▸ **TASK**: Set each entry down verbatim, omitting images.

▸ **Rows from a figure dataset**:
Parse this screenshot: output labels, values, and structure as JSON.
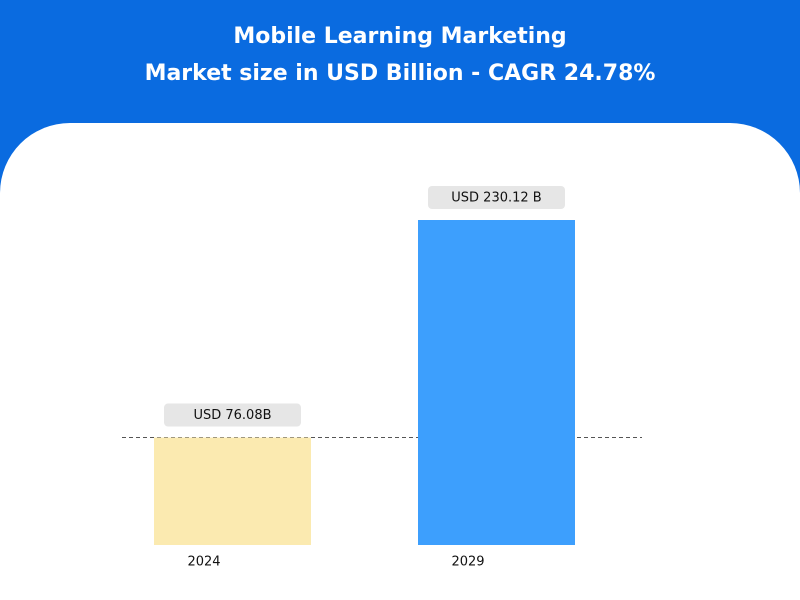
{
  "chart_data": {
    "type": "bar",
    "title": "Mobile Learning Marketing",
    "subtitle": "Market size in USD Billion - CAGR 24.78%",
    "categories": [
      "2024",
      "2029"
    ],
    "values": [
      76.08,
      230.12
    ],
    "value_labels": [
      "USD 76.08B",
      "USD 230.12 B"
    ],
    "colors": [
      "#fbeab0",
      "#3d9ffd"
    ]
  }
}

▸ **CORRECT OUTPUT**:
Parse this screenshot: output labels, values, and structure as JSON.
{
  "chart_data": {
    "type": "bar",
    "title": "Mobile Learning Marketing",
    "subtitle": "Market size in USD Billion - CAGR 24.78%",
    "categories": [
      "2024",
      "2029"
    ],
    "values": [
      76.08,
      230.12
    ],
    "value_labels": [
      "USD 76.08B",
      "USD 230.12 B"
    ],
    "colors": [
      "#fbeab0",
      "#3d9ffd"
    ]
  }
}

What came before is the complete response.